§ **What to produce**:
Extract the text of every entry below exactly; leave images out.

Records from a collection of figures:
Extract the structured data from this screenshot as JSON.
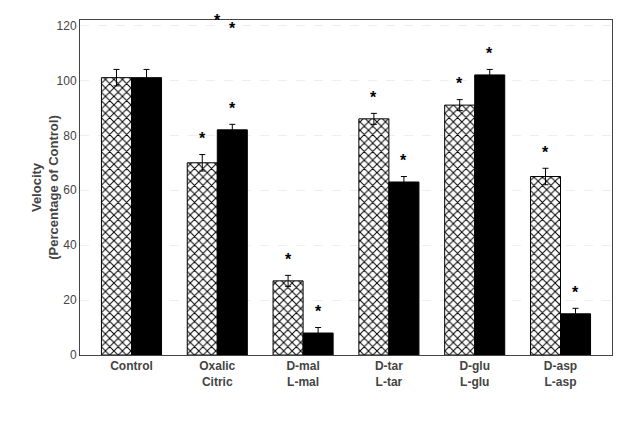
{
  "chart_data": {
    "type": "bar",
    "categories": [
      "Control",
      "Oxalic\nCitric",
      "D-mal\nL-mal",
      "D-tar\nL-tar",
      "D-glu\nL-glu",
      "D-asp\nL-asp"
    ],
    "series": [
      {
        "color": "white",
        "values": [
          101,
          70,
          27,
          86,
          91,
          65
        ],
        "errors": [
          3,
          3,
          2,
          2,
          2,
          3
        ]
      },
      {
        "color": "black",
        "values": [
          101,
          82,
          8,
          63,
          102,
          15
        ],
        "errors": [
          3,
          2,
          2,
          2,
          2,
          2
        ]
      }
    ],
    "y_label": "Velocity\n(Percentage of Control)",
    "annotations": [
      {
        "text": "*",
        "category": "Oxalic\nCitric",
        "series": 0,
        "y": 75
      },
      {
        "text": "*",
        "category": "D-mal\nL-mal",
        "series": 0,
        "y": 31
      },
      {
        "text": "*",
        "category": "D-tar\nL-tar",
        "series": 0,
        "y": 90
      },
      {
        "text": "*",
        "category": "D-glu\nL-glu",
        "series": 0,
        "y": 95
      },
      {
        "text": "*",
        "category": "D-asp\nL-asp",
        "series": 0,
        "y": 70
      },
      {
        "text": "*",
        "category": "Oxalic\nCitric",
        "series": 1,
        "y": 86
      },
      {
        "text": "*",
        "category": "D-mal\nL-mal",
        "series": 1,
        "y": 12
      },
      {
        "text": "*",
        "category": "D-tar\nL-tar",
        "series": 1,
        "y": 67
      },
      {
        "text": "*",
        "category": "D-glu\nL-glu",
        "series": 1,
        "y": 106
      },
      {
        "text": "*",
        "category": "D-asp\nL-asp",
        "series": 1,
        "y": 19
      },
      {
        "text": "*",
        "category": "Oxalic\nCitric",
        "series": 1,
        "y": 115
      },
      {
        "text": "*",
        "category": "Oxalic\nCitric",
        "y": 118
      }
    ],
    "ylim": [
      0,
      122
    ],
    "yticks": [
      0,
      20,
      40,
      60,
      80,
      100,
      120
    ],
    "grid": true
  }
}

§ **Answer for this exercise**:
Extract the structured data from this screenshot as JSON.
{
  "chart_data": {
    "type": "bar",
    "categories": [
      "Control",
      "Oxalic\nCitric",
      "D-mal\nL-mal",
      "D-tar\nL-tar",
      "D-glu\nL-glu",
      "D-asp\nL-asp"
    ],
    "series": [
      {
        "color": "white",
        "values": [
          101,
          70,
          27,
          86,
          91,
          65
        ],
        "errors": [
          3,
          3,
          2,
          2,
          2,
          3
        ]
      },
      {
        "color": "black",
        "values": [
          101,
          82,
          8,
          63,
          102,
          15
        ],
        "errors": [
          3,
          2,
          2,
          2,
          2,
          2
        ]
      }
    ],
    "y_label": "Velocity\n(Percentage of Control)",
    "annotations": [
      {
        "text": "*",
        "category": "Oxalic\nCitric",
        "series": 0,
        "y": 75
      },
      {
        "text": "*",
        "category": "D-mal\nL-mal",
        "series": 0,
        "y": 31
      },
      {
        "text": "*",
        "category": "D-tar\nL-tar",
        "series": 0,
        "y": 90
      },
      {
        "text": "*",
        "category": "D-glu\nL-glu",
        "series": 0,
        "y": 95
      },
      {
        "text": "*",
        "category": "D-asp\nL-asp",
        "series": 0,
        "y": 70
      },
      {
        "text": "*",
        "category": "Oxalic\nCitric",
        "series": 1,
        "y": 86
      },
      {
        "text": "*",
        "category": "D-mal\nL-mal",
        "series": 1,
        "y": 12
      },
      {
        "text": "*",
        "category": "D-tar\nL-tar",
        "series": 1,
        "y": 67
      },
      {
        "text": "*",
        "category": "D-glu\nL-glu",
        "series": 1,
        "y": 106
      },
      {
        "text": "*",
        "category": "D-asp\nL-asp",
        "series": 1,
        "y": 19
      },
      {
        "text": "*",
        "category": "Oxalic\nCitric",
        "series": 1,
        "y": 115
      },
      {
        "text": "*",
        "category": "Oxalic\nCitric",
        "y": 118
      }
    ],
    "ylim": [
      0,
      122
    ],
    "yticks": [
      0,
      20,
      40,
      60,
      80,
      100,
      120
    ],
    "grid": true
  }
}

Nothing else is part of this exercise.